Print all the records exactly, please.

++++++++++

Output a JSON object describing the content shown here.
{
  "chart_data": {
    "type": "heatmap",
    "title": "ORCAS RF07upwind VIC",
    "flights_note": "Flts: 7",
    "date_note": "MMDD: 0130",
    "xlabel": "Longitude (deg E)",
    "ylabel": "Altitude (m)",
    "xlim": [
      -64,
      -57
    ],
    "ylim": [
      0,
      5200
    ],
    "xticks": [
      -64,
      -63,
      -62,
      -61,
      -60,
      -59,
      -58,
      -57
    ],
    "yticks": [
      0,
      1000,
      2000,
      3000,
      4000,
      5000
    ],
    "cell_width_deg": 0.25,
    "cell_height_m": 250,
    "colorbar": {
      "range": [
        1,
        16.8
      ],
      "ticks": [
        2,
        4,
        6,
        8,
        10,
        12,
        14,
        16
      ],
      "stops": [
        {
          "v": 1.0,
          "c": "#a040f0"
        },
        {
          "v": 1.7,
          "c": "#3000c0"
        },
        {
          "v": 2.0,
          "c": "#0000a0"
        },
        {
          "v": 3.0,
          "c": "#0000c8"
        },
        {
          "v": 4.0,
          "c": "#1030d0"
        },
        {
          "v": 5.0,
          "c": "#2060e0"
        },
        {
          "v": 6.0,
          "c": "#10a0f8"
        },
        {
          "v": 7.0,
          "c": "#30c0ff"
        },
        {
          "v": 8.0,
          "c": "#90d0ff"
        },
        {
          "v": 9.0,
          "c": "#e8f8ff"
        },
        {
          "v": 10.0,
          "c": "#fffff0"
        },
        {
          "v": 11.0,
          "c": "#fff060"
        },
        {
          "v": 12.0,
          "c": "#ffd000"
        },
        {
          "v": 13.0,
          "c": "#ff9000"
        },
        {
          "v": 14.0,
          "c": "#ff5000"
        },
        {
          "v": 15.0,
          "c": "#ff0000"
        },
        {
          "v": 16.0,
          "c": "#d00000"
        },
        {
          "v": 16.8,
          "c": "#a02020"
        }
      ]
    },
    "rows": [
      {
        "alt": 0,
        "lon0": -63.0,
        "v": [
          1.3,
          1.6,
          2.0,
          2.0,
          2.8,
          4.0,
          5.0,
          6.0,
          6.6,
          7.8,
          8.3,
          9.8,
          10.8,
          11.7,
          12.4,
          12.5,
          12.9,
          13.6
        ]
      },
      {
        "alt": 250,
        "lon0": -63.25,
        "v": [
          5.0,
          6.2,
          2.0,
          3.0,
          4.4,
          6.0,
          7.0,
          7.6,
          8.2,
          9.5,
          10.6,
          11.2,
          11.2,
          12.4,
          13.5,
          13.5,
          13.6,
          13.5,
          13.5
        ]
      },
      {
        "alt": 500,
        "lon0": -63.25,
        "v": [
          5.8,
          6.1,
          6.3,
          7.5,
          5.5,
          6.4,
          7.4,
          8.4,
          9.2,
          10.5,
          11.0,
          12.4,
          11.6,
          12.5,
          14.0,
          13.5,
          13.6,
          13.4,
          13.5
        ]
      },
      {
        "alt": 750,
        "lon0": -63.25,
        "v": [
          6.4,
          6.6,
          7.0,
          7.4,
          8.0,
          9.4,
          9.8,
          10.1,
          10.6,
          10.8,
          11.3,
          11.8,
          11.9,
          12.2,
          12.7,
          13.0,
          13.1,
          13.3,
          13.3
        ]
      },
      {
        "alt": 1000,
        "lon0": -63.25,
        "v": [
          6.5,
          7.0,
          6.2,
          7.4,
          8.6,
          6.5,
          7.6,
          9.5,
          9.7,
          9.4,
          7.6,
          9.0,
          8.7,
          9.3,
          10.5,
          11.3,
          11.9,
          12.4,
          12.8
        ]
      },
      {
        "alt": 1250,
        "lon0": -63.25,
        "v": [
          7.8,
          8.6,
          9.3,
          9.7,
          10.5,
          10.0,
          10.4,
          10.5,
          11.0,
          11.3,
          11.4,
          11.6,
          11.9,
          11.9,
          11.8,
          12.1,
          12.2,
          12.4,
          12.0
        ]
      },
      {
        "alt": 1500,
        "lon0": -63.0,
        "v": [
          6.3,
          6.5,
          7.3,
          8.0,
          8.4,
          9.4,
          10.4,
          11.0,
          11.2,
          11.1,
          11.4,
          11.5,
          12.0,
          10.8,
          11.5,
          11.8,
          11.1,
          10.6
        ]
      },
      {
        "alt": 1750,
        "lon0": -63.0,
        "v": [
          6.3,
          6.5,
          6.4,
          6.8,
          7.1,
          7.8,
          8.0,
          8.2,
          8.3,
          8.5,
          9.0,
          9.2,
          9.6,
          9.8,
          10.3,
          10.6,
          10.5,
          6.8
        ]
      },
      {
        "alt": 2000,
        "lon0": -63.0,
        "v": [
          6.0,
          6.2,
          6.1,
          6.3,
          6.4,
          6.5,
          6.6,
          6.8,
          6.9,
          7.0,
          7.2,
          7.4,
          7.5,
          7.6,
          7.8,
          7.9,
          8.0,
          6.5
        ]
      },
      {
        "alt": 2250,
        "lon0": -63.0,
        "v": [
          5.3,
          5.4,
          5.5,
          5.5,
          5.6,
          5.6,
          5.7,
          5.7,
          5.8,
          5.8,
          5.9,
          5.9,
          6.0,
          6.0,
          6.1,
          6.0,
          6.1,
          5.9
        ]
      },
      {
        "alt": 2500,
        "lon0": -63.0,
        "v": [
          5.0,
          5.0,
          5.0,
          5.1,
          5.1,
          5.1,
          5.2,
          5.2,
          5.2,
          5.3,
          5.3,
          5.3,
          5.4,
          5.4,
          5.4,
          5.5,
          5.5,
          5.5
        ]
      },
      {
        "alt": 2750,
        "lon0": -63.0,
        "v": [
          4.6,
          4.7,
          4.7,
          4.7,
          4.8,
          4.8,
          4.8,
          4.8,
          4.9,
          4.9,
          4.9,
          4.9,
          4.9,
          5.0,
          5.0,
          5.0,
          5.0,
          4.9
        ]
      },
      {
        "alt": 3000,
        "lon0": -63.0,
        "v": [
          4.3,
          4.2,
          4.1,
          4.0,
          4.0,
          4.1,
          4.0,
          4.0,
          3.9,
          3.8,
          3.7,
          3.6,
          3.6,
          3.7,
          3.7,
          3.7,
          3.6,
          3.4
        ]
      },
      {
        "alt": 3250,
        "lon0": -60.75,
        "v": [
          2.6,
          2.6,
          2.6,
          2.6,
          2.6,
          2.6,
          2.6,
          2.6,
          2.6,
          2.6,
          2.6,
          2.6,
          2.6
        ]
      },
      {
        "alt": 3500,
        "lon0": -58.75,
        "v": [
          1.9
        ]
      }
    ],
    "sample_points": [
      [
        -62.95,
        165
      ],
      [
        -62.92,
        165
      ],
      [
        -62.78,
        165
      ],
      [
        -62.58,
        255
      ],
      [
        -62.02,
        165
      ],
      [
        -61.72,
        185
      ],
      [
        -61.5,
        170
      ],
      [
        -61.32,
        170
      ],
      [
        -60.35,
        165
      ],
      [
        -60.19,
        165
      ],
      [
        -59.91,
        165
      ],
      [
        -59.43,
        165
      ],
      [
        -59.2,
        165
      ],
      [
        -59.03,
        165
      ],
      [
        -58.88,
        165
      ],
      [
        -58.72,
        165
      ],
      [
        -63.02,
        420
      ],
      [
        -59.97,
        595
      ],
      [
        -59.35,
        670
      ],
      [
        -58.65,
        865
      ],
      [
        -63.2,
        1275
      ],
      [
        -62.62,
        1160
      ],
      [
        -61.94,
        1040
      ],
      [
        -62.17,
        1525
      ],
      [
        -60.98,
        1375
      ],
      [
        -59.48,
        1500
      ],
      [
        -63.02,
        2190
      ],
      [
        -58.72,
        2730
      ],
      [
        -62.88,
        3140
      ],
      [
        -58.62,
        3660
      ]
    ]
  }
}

++++++++++

▸ **EXERCISE ANSWER**
Output a JSON object describing the content shown here.
{
  "chart_data": {
    "type": "heatmap",
    "title": "ORCAS RF07upwind VIC",
    "flights_note": "Flts: 7",
    "date_note": "MMDD: 0130",
    "xlabel": "Longitude (deg E)",
    "ylabel": "Altitude (m)",
    "xlim": [
      -64,
      -57
    ],
    "ylim": [
      0,
      5200
    ],
    "xticks": [
      -64,
      -63,
      -62,
      -61,
      -60,
      -59,
      -58,
      -57
    ],
    "yticks": [
      0,
      1000,
      2000,
      3000,
      4000,
      5000
    ],
    "cell_width_deg": 0.25,
    "cell_height_m": 250,
    "colorbar": {
      "range": [
        1,
        16.8
      ],
      "ticks": [
        2,
        4,
        6,
        8,
        10,
        12,
        14,
        16
      ],
      "stops": [
        {
          "v": 1.0,
          "c": "#a040f0"
        },
        {
          "v": 1.7,
          "c": "#3000c0"
        },
        {
          "v": 2.0,
          "c": "#0000a0"
        },
        {
          "v": 3.0,
          "c": "#0000c8"
        },
        {
          "v": 4.0,
          "c": "#1030d0"
        },
        {
          "v": 5.0,
          "c": "#2060e0"
        },
        {
          "v": 6.0,
          "c": "#10a0f8"
        },
        {
          "v": 7.0,
          "c": "#30c0ff"
        },
        {
          "v": 8.0,
          "c": "#90d0ff"
        },
        {
          "v": 9.0,
          "c": "#e8f8ff"
        },
        {
          "v": 10.0,
          "c": "#fffff0"
        },
        {
          "v": 11.0,
          "c": "#fff060"
        },
        {
          "v": 12.0,
          "c": "#ffd000"
        },
        {
          "v": 13.0,
          "c": "#ff9000"
        },
        {
          "v": 14.0,
          "c": "#ff5000"
        },
        {
          "v": 15.0,
          "c": "#ff0000"
        },
        {
          "v": 16.0,
          "c": "#d00000"
        },
        {
          "v": 16.8,
          "c": "#a02020"
        }
      ]
    },
    "rows": [
      {
        "alt": 0,
        "lon0": -63.0,
        "v": [
          1.3,
          1.6,
          2.0,
          2.0,
          2.8,
          4.0,
          5.0,
          6.0,
          6.6,
          7.8,
          8.3,
          9.8,
          10.8,
          11.7,
          12.4,
          12.5,
          12.9,
          13.6
        ]
      },
      {
        "alt": 250,
        "lon0": -63.25,
        "v": [
          5.0,
          6.2,
          2.0,
          3.0,
          4.4,
          6.0,
          7.0,
          7.6,
          8.2,
          9.5,
          10.6,
          11.2,
          11.2,
          12.4,
          13.5,
          13.5,
          13.6,
          13.5,
          13.5
        ]
      },
      {
        "alt": 500,
        "lon0": -63.25,
        "v": [
          5.8,
          6.1,
          6.3,
          7.5,
          5.5,
          6.4,
          7.4,
          8.4,
          9.2,
          10.5,
          11.0,
          12.4,
          11.6,
          12.5,
          14.0,
          13.5,
          13.6,
          13.4,
          13.5
        ]
      },
      {
        "alt": 750,
        "lon0": -63.25,
        "v": [
          6.4,
          6.6,
          7.0,
          7.4,
          8.0,
          9.4,
          9.8,
          10.1,
          10.6,
          10.8,
          11.3,
          11.8,
          11.9,
          12.2,
          12.7,
          13.0,
          13.1,
          13.3,
          13.3
        ]
      },
      {
        "alt": 1000,
        "lon0": -63.25,
        "v": [
          6.5,
          7.0,
          6.2,
          7.4,
          8.6,
          6.5,
          7.6,
          9.5,
          9.7,
          9.4,
          7.6,
          9.0,
          8.7,
          9.3,
          10.5,
          11.3,
          11.9,
          12.4,
          12.8
        ]
      },
      {
        "alt": 1250,
        "lon0": -63.25,
        "v": [
          7.8,
          8.6,
          9.3,
          9.7,
          10.5,
          10.0,
          10.4,
          10.5,
          11.0,
          11.3,
          11.4,
          11.6,
          11.9,
          11.9,
          11.8,
          12.1,
          12.2,
          12.4,
          12.0
        ]
      },
      {
        "alt": 1500,
        "lon0": -63.0,
        "v": [
          6.3,
          6.5,
          7.3,
          8.0,
          8.4,
          9.4,
          10.4,
          11.0,
          11.2,
          11.1,
          11.4,
          11.5,
          12.0,
          10.8,
          11.5,
          11.8,
          11.1,
          10.6
        ]
      },
      {
        "alt": 1750,
        "lon0": -63.0,
        "v": [
          6.3,
          6.5,
          6.4,
          6.8,
          7.1,
          7.8,
          8.0,
          8.2,
          8.3,
          8.5,
          9.0,
          9.2,
          9.6,
          9.8,
          10.3,
          10.6,
          10.5,
          6.8
        ]
      },
      {
        "alt": 2000,
        "lon0": -63.0,
        "v": [
          6.0,
          6.2,
          6.1,
          6.3,
          6.4,
          6.5,
          6.6,
          6.8,
          6.9,
          7.0,
          7.2,
          7.4,
          7.5,
          7.6,
          7.8,
          7.9,
          8.0,
          6.5
        ]
      },
      {
        "alt": 2250,
        "lon0": -63.0,
        "v": [
          5.3,
          5.4,
          5.5,
          5.5,
          5.6,
          5.6,
          5.7,
          5.7,
          5.8,
          5.8,
          5.9,
          5.9,
          6.0,
          6.0,
          6.1,
          6.0,
          6.1,
          5.9
        ]
      },
      {
        "alt": 2500,
        "lon0": -63.0,
        "v": [
          5.0,
          5.0,
          5.0,
          5.1,
          5.1,
          5.1,
          5.2,
          5.2,
          5.2,
          5.3,
          5.3,
          5.3,
          5.4,
          5.4,
          5.4,
          5.5,
          5.5,
          5.5
        ]
      },
      {
        "alt": 2750,
        "lon0": -63.0,
        "v": [
          4.6,
          4.7,
          4.7,
          4.7,
          4.8,
          4.8,
          4.8,
          4.8,
          4.9,
          4.9,
          4.9,
          4.9,
          4.9,
          5.0,
          5.0,
          5.0,
          5.0,
          4.9
        ]
      },
      {
        "alt": 3000,
        "lon0": -63.0,
        "v": [
          4.3,
          4.2,
          4.1,
          4.0,
          4.0,
          4.1,
          4.0,
          4.0,
          3.9,
          3.8,
          3.7,
          3.6,
          3.6,
          3.7,
          3.7,
          3.7,
          3.6,
          3.4
        ]
      },
      {
        "alt": 3250,
        "lon0": -60.75,
        "v": [
          2.6,
          2.6,
          2.6,
          2.6,
          2.6,
          2.6,
          2.6,
          2.6,
          2.6,
          2.6,
          2.6,
          2.6,
          2.6
        ]
      },
      {
        "alt": 3500,
        "lon0": -58.75,
        "v": [
          1.9
        ]
      }
    ],
    "sample_points": [
      [
        -62.95,
        165
      ],
      [
        -62.92,
        165
      ],
      [
        -62.78,
        165
      ],
      [
        -62.58,
        255
      ],
      [
        -62.02,
        165
      ],
      [
        -61.72,
        185
      ],
      [
        -61.5,
        170
      ],
      [
        -61.32,
        170
      ],
      [
        -60.35,
        165
      ],
      [
        -60.19,
        165
      ],
      [
        -59.91,
        165
      ],
      [
        -59.43,
        165
      ],
      [
        -59.2,
        165
      ],
      [
        -59.03,
        165
      ],
      [
        -58.88,
        165
      ],
      [
        -58.72,
        165
      ],
      [
        -63.02,
        420
      ],
      [
        -59.97,
        595
      ],
      [
        -59.35,
        670
      ],
      [
        -58.65,
        865
      ],
      [
        -63.2,
        1275
      ],
      [
        -62.62,
        1160
      ],
      [
        -61.94,
        1040
      ],
      [
        -62.17,
        1525
      ],
      [
        -60.98,
        1375
      ],
      [
        -59.48,
        1500
      ],
      [
        -63.02,
        2190
      ],
      [
        -58.72,
        2730
      ],
      [
        -62.88,
        3140
      ],
      [
        -58.62,
        3660
      ]
    ]
  }
}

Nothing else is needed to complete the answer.